### Given task
Restate the records in their entirety, word for word.

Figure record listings
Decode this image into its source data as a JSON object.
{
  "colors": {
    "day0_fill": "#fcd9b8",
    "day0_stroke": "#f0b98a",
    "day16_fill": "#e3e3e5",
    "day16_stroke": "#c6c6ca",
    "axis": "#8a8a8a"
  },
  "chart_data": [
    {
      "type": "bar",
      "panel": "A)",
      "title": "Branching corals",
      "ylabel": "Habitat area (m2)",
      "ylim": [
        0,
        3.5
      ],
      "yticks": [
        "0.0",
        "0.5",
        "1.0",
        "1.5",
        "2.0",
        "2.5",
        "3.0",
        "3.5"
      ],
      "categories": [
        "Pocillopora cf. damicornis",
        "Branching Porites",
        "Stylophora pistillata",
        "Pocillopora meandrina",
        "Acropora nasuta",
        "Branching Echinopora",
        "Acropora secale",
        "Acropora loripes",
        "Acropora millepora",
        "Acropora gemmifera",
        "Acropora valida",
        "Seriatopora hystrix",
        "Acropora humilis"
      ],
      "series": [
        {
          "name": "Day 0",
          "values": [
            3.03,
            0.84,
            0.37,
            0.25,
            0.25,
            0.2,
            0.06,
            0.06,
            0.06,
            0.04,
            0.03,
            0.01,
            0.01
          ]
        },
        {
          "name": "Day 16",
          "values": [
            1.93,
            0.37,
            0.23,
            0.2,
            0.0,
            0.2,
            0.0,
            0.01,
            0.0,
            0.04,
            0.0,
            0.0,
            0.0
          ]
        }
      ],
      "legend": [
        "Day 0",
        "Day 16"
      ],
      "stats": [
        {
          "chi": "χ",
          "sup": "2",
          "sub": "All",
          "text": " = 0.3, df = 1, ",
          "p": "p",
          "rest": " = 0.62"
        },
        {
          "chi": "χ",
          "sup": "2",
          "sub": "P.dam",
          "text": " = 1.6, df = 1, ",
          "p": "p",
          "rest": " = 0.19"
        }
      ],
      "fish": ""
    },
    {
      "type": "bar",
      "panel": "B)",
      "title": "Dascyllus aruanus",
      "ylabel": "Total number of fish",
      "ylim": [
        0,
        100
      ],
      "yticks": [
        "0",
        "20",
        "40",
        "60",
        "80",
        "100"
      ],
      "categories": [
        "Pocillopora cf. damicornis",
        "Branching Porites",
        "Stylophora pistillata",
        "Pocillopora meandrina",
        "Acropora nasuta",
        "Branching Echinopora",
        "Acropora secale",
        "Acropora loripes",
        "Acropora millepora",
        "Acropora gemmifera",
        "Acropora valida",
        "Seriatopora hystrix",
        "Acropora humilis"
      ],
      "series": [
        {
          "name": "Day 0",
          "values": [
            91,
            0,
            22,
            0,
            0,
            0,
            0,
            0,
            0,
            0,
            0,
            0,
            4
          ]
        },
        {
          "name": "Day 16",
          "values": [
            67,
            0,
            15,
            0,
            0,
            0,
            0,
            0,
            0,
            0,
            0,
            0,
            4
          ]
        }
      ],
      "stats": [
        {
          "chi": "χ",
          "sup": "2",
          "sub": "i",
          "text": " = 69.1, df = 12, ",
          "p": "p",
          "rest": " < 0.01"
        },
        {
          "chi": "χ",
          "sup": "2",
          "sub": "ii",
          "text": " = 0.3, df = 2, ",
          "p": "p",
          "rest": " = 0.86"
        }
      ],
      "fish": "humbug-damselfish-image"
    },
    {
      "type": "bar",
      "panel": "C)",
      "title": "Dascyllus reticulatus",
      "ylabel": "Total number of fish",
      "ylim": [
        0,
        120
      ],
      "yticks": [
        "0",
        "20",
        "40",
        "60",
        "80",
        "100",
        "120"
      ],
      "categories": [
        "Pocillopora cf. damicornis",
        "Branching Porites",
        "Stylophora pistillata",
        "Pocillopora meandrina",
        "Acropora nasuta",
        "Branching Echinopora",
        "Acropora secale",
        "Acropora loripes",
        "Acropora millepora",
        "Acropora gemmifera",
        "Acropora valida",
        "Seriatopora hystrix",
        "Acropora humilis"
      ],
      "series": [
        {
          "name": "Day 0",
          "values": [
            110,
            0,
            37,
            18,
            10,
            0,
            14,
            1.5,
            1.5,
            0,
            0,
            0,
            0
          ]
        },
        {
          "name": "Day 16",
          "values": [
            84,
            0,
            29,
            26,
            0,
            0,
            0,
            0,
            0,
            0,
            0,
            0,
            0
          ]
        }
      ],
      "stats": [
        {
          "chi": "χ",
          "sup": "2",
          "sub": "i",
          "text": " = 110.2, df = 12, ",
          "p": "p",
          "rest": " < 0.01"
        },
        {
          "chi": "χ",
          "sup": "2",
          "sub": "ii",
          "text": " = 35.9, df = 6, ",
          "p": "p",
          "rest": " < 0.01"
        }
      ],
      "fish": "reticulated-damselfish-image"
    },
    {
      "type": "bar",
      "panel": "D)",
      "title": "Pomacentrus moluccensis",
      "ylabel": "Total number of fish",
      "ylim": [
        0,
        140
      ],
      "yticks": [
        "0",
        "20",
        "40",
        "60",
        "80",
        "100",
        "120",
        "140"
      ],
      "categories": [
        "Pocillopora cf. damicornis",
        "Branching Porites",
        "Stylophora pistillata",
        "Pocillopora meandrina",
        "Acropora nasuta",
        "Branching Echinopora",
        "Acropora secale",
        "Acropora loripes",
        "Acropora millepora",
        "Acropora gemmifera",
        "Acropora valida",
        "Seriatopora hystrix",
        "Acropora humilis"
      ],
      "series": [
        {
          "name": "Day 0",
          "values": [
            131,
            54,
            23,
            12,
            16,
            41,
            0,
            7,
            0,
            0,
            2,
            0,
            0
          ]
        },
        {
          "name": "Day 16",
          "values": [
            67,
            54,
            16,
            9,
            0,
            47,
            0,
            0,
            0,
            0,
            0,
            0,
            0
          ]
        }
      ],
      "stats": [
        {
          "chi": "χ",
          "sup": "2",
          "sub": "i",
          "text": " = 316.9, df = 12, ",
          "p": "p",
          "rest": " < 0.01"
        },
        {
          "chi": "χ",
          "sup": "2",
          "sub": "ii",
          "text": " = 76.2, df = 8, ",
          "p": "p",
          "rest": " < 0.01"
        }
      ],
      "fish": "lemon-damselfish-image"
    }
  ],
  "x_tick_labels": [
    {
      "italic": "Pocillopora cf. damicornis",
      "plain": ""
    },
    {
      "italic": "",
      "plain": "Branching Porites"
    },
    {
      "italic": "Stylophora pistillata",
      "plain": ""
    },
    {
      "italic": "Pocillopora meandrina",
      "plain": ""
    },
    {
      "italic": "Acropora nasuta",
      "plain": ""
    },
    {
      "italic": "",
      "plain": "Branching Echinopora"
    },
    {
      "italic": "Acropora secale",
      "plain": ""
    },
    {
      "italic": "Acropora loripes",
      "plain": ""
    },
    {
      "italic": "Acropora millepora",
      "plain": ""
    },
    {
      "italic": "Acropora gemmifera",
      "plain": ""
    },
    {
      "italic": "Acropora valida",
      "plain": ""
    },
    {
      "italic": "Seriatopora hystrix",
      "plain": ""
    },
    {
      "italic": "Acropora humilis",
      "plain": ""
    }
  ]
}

### Solution to this exercise
Decode this image into its source data as a JSON object.
{
  "colors": {
    "day0_fill": "#fcd9b8",
    "day0_stroke": "#f0b98a",
    "day16_fill": "#e3e3e5",
    "day16_stroke": "#c6c6ca",
    "axis": "#8a8a8a"
  },
  "chart_data": [
    {
      "type": "bar",
      "panel": "A)",
      "title": "Branching corals",
      "ylabel": "Habitat area (m2)",
      "ylim": [
        0,
        3.5
      ],
      "yticks": [
        "0.0",
        "0.5",
        "1.0",
        "1.5",
        "2.0",
        "2.5",
        "3.0",
        "3.5"
      ],
      "categories": [
        "Pocillopora cf. damicornis",
        "Branching Porites",
        "Stylophora pistillata",
        "Pocillopora meandrina",
        "Acropora nasuta",
        "Branching Echinopora",
        "Acropora secale",
        "Acropora loripes",
        "Acropora millepora",
        "Acropora gemmifera",
        "Acropora valida",
        "Seriatopora hystrix",
        "Acropora humilis"
      ],
      "series": [
        {
          "name": "Day 0",
          "values": [
            3.03,
            0.84,
            0.37,
            0.25,
            0.25,
            0.2,
            0.06,
            0.06,
            0.06,
            0.04,
            0.03,
            0.01,
            0.01
          ]
        },
        {
          "name": "Day 16",
          "values": [
            1.93,
            0.37,
            0.23,
            0.2,
            0.0,
            0.2,
            0.0,
            0.01,
            0.0,
            0.04,
            0.0,
            0.0,
            0.0
          ]
        }
      ],
      "legend": [
        "Day 0",
        "Day 16"
      ],
      "stats": [
        {
          "chi": "χ",
          "sup": "2",
          "sub": "All",
          "text": " = 0.3, df = 1, ",
          "p": "p",
          "rest": " = 0.62"
        },
        {
          "chi": "χ",
          "sup": "2",
          "sub": "P.dam",
          "text": " = 1.6, df = 1, ",
          "p": "p",
          "rest": " = 0.19"
        }
      ],
      "fish": ""
    },
    {
      "type": "bar",
      "panel": "B)",
      "title": "Dascyllus aruanus",
      "ylabel": "Total number of fish",
      "ylim": [
        0,
        100
      ],
      "yticks": [
        "0",
        "20",
        "40",
        "60",
        "80",
        "100"
      ],
      "categories": [
        "Pocillopora cf. damicornis",
        "Branching Porites",
        "Stylophora pistillata",
        "Pocillopora meandrina",
        "Acropora nasuta",
        "Branching Echinopora",
        "Acropora secale",
        "Acropora loripes",
        "Acropora millepora",
        "Acropora gemmifera",
        "Acropora valida",
        "Seriatopora hystrix",
        "Acropora humilis"
      ],
      "series": [
        {
          "name": "Day 0",
          "values": [
            91,
            0,
            22,
            0,
            0,
            0,
            0,
            0,
            0,
            0,
            0,
            0,
            4
          ]
        },
        {
          "name": "Day 16",
          "values": [
            67,
            0,
            15,
            0,
            0,
            0,
            0,
            0,
            0,
            0,
            0,
            0,
            4
          ]
        }
      ],
      "stats": [
        {
          "chi": "χ",
          "sup": "2",
          "sub": "i",
          "text": " = 69.1, df = 12, ",
          "p": "p",
          "rest": " < 0.01"
        },
        {
          "chi": "χ",
          "sup": "2",
          "sub": "ii",
          "text": " = 0.3, df = 2, ",
          "p": "p",
          "rest": " = 0.86"
        }
      ],
      "fish": "humbug-damselfish-image"
    },
    {
      "type": "bar",
      "panel": "C)",
      "title": "Dascyllus reticulatus",
      "ylabel": "Total number of fish",
      "ylim": [
        0,
        120
      ],
      "yticks": [
        "0",
        "20",
        "40",
        "60",
        "80",
        "100",
        "120"
      ],
      "categories": [
        "Pocillopora cf. damicornis",
        "Branching Porites",
        "Stylophora pistillata",
        "Pocillopora meandrina",
        "Acropora nasuta",
        "Branching Echinopora",
        "Acropora secale",
        "Acropora loripes",
        "Acropora millepora",
        "Acropora gemmifera",
        "Acropora valida",
        "Seriatopora hystrix",
        "Acropora humilis"
      ],
      "series": [
        {
          "name": "Day 0",
          "values": [
            110,
            0,
            37,
            18,
            10,
            0,
            14,
            1.5,
            1.5,
            0,
            0,
            0,
            0
          ]
        },
        {
          "name": "Day 16",
          "values": [
            84,
            0,
            29,
            26,
            0,
            0,
            0,
            0,
            0,
            0,
            0,
            0,
            0
          ]
        }
      ],
      "stats": [
        {
          "chi": "χ",
          "sup": "2",
          "sub": "i",
          "text": " = 110.2, df = 12, ",
          "p": "p",
          "rest": " < 0.01"
        },
        {
          "chi": "χ",
          "sup": "2",
          "sub": "ii",
          "text": " = 35.9, df = 6, ",
          "p": "p",
          "rest": " < 0.01"
        }
      ],
      "fish": "reticulated-damselfish-image"
    },
    {
      "type": "bar",
      "panel": "D)",
      "title": "Pomacentrus moluccensis",
      "ylabel": "Total number of fish",
      "ylim": [
        0,
        140
      ],
      "yticks": [
        "0",
        "20",
        "40",
        "60",
        "80",
        "100",
        "120",
        "140"
      ],
      "categories": [
        "Pocillopora cf. damicornis",
        "Branching Porites",
        "Stylophora pistillata",
        "Pocillopora meandrina",
        "Acropora nasuta",
        "Branching Echinopora",
        "Acropora secale",
        "Acropora loripes",
        "Acropora millepora",
        "Acropora gemmifera",
        "Acropora valida",
        "Seriatopora hystrix",
        "Acropora humilis"
      ],
      "series": [
        {
          "name": "Day 0",
          "values": [
            131,
            54,
            23,
            12,
            16,
            41,
            0,
            7,
            0,
            0,
            2,
            0,
            0
          ]
        },
        {
          "name": "Day 16",
          "values": [
            67,
            54,
            16,
            9,
            0,
            47,
            0,
            0,
            0,
            0,
            0,
            0,
            0
          ]
        }
      ],
      "stats": [
        {
          "chi": "χ",
          "sup": "2",
          "sub": "i",
          "text": " = 316.9, df = 12, ",
          "p": "p",
          "rest": " < 0.01"
        },
        {
          "chi": "χ",
          "sup": "2",
          "sub": "ii",
          "text": " = 76.2, df = 8, ",
          "p": "p",
          "rest": " < 0.01"
        }
      ],
      "fish": "lemon-damselfish-image"
    }
  ],
  "x_tick_labels": [
    {
      "italic": "Pocillopora cf. damicornis",
      "plain": ""
    },
    {
      "italic": "",
      "plain": "Branching Porites"
    },
    {
      "italic": "Stylophora pistillata",
      "plain": ""
    },
    {
      "italic": "Pocillopora meandrina",
      "plain": ""
    },
    {
      "italic": "Acropora nasuta",
      "plain": ""
    },
    {
      "italic": "",
      "plain": "Branching Echinopora"
    },
    {
      "italic": "Acropora secale",
      "plain": ""
    },
    {
      "italic": "Acropora loripes",
      "plain": ""
    },
    {
      "italic": "Acropora millepora",
      "plain": ""
    },
    {
      "italic": "Acropora gemmifera",
      "plain": ""
    },
    {
      "italic": "Acropora valida",
      "plain": ""
    },
    {
      "italic": "Seriatopora hystrix",
      "plain": ""
    },
    {
      "italic": "Acropora humilis",
      "plain": ""
    }
  ]
}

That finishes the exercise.